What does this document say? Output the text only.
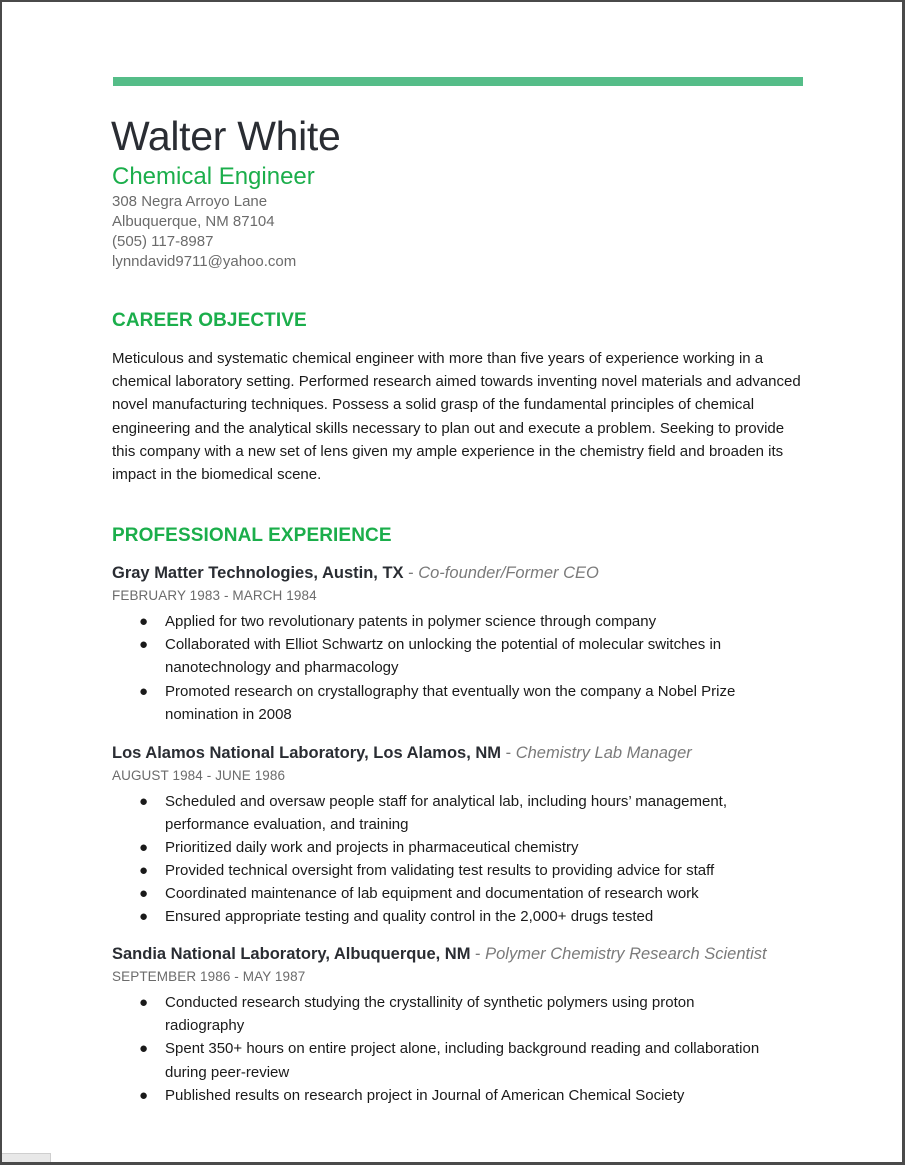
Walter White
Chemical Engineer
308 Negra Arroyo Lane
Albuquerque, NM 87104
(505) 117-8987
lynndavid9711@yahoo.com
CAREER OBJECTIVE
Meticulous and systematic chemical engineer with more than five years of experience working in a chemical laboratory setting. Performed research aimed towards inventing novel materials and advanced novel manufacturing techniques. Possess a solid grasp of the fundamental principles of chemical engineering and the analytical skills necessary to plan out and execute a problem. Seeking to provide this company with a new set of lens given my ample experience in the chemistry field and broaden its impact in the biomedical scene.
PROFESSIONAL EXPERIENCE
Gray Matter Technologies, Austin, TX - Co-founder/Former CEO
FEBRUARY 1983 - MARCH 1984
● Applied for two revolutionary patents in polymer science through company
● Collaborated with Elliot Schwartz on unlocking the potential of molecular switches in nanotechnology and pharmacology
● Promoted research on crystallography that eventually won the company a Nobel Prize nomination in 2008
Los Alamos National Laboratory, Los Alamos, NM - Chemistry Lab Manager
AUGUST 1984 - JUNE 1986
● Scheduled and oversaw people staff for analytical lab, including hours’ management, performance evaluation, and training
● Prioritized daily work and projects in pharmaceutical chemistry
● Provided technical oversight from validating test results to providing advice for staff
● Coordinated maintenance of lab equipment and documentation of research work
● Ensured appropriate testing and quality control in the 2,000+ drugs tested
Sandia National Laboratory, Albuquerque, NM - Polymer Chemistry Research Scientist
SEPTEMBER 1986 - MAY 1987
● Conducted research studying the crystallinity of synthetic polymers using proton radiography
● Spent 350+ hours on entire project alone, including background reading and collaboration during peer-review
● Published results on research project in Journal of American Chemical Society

--

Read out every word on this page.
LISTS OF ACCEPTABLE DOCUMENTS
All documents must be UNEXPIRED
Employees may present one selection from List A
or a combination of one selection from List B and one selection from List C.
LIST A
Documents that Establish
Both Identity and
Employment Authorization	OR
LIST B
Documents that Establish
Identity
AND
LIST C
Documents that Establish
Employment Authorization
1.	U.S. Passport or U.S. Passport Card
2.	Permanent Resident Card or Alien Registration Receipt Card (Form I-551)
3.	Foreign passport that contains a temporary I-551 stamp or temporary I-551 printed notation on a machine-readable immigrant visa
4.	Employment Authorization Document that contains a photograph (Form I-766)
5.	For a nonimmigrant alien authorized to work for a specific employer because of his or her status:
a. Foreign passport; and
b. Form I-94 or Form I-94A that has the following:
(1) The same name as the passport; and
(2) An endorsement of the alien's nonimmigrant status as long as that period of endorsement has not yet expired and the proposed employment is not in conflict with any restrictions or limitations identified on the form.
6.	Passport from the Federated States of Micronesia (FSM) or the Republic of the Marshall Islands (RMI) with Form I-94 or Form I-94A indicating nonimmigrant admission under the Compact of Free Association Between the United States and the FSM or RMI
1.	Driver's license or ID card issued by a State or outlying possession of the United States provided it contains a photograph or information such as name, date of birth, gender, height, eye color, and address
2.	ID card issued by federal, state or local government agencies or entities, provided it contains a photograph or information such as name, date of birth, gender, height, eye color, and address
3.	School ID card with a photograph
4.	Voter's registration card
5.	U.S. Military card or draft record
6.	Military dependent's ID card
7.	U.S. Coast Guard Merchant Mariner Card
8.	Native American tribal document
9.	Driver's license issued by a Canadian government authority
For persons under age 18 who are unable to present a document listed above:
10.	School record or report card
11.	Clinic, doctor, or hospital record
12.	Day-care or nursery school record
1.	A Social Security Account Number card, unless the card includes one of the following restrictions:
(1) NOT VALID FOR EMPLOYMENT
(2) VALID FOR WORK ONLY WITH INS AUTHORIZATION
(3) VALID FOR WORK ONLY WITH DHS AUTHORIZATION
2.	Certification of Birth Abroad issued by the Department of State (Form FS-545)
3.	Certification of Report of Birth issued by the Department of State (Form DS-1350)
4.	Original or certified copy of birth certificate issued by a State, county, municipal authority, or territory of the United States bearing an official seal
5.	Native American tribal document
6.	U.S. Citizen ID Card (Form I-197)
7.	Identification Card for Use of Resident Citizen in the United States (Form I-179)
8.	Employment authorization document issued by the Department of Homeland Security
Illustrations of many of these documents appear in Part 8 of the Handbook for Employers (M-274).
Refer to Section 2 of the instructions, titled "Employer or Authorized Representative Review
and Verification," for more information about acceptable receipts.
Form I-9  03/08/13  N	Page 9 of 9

▶ **Aim of the exercise**: Every line in the data that holds "photograph" should be copied out.

▶ **Task result**:
4.	Employment Authorization Document that contains a photograph (Form I-766)
1.	Driver's license or ID card issued by a State or outlying possession of the United States provided it contains a photograph or information such as name, date of birth, gender, height, eye color, and address
2.	ID card issued by federal, state or local government agencies or entities, provided it contains a photograph or information such as name, date of birth, gender, height, eye color, and address
3.	School ID card with a photograph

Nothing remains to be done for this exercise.